— Begin —
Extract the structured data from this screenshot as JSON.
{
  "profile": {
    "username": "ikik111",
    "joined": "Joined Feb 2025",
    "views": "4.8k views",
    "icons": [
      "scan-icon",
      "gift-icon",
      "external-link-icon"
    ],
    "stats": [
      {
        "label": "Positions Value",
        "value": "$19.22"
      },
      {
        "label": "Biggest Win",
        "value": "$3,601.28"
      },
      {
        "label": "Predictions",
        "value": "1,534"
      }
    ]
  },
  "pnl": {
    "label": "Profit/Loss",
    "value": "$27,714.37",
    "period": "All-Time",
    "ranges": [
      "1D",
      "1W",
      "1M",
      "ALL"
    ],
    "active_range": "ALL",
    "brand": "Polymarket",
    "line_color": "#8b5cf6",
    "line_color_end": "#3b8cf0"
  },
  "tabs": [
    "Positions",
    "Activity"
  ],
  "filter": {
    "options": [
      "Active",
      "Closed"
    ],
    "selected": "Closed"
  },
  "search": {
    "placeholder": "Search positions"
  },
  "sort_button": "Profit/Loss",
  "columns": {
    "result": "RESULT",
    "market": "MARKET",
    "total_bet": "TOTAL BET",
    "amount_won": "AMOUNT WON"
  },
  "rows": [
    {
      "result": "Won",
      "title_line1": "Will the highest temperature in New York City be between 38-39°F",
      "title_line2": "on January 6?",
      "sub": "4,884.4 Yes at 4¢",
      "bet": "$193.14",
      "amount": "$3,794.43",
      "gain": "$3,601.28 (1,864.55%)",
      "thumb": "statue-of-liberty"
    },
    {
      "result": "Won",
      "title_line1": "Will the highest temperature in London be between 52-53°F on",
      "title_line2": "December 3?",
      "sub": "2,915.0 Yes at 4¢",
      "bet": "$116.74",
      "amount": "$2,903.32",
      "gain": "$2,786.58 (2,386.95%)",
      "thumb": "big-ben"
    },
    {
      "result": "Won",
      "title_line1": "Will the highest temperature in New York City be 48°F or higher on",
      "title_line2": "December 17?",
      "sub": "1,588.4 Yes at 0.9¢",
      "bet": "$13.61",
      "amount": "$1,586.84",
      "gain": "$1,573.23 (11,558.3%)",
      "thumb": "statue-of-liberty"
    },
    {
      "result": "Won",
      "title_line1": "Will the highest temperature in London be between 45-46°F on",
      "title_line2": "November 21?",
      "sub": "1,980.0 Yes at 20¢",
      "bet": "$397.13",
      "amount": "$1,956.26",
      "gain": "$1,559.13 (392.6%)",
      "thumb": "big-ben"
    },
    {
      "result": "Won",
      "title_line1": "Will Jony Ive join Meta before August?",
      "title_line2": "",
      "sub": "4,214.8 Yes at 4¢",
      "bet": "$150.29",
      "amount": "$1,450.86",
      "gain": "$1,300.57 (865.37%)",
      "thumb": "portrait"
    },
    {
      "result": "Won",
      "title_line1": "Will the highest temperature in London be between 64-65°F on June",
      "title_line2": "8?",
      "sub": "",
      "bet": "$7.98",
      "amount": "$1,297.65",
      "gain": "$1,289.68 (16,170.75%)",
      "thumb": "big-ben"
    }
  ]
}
— End —
• [Task requirements] Return each entry from the material above exactly as it appears.

• [Solution to this problem]
Extract the structured data from this screenshot as JSON.
{
  "profile": {
    "username": "ikik111",
    "joined": "Joined Feb 2025",
    "views": "4.8k views",
    "icons": [
      "scan-icon",
      "gift-icon",
      "external-link-icon"
    ],
    "stats": [
      {
        "label": "Positions Value",
        "value": "$19.22"
      },
      {
        "label": "Biggest Win",
        "value": "$3,601.28"
      },
      {
        "label": "Predictions",
        "value": "1,534"
      }
    ]
  },
  "pnl": {
    "label": "Profit/Loss",
    "value": "$27,714.37",
    "period": "All-Time",
    "ranges": [
      "1D",
      "1W",
      "1M",
      "ALL"
    ],
    "active_range": "ALL",
    "brand": "Polymarket",
    "line_color": "#8b5cf6",
    "line_color_end": "#3b8cf0"
  },
  "tabs": [
    "Positions",
    "Activity"
  ],
  "filter": {
    "options": [
      "Active",
      "Closed"
    ],
    "selected": "Closed"
  },
  "search": {
    "placeholder": "Search positions"
  },
  "sort_button": "Profit/Loss",
  "columns": {
    "result": "RESULT",
    "market": "MARKET",
    "total_bet": "TOTAL BET",
    "amount_won": "AMOUNT WON"
  },
  "rows": [
    {
      "result": "Won",
      "title_line1": "Will the highest temperature in New York City be between 38-39°F",
      "title_line2": "on January 6?",
      "sub": "4,884.4 Yes at 4¢",
      "bet": "$193.14",
      "amount": "$3,794.43",
      "gain": "$3,601.28 (1,864.55%)",
      "thumb": "statue-of-liberty"
    },
    {
      "result": "Won",
      "title_line1": "Will the highest temperature in London be between 52-53°F on",
      "title_line2": "December 3?",
      "sub": "2,915.0 Yes at 4¢",
      "bet": "$116.74",
      "amount": "$2,903.32",
      "gain": "$2,786.58 (2,386.95%)",
      "thumb": "big-ben"
    },
    {
      "result": "Won",
      "title_line1": "Will the highest temperature in New York City be 48°F or higher on",
      "title_line2": "December 17?",
      "sub": "1,588.4 Yes at 0.9¢",
      "bet": "$13.61",
      "amount": "$1,586.84",
      "gain": "$1,573.23 (11,558.3%)",
      "thumb": "statue-of-liberty"
    },
    {
      "result": "Won",
      "title_line1": "Will the highest temperature in London be between 45-46°F on",
      "title_line2": "November 21?",
      "sub": "1,980.0 Yes at 20¢",
      "bet": "$397.13",
      "amount": "$1,956.26",
      "gain": "$1,559.13 (392.6%)",
      "thumb": "big-ben"
    },
    {
      "result": "Won",
      "title_line1": "Will Jony Ive join Meta before August?",
      "title_line2": "",
      "sub": "4,214.8 Yes at 4¢",
      "bet": "$150.29",
      "amount": "$1,450.86",
      "gain": "$1,300.57 (865.37%)",
      "thumb": "portrait"
    },
    {
      "result": "Won",
      "title_line1": "Will the highest temperature in London be between 64-65°F on June",
      "title_line2": "8?",
      "sub": "",
      "bet": "$7.98",
      "amount": "$1,297.65",
      "gain": "$1,289.68 (16,170.75%)",
      "thumb": "big-ben"
    }
  ]
}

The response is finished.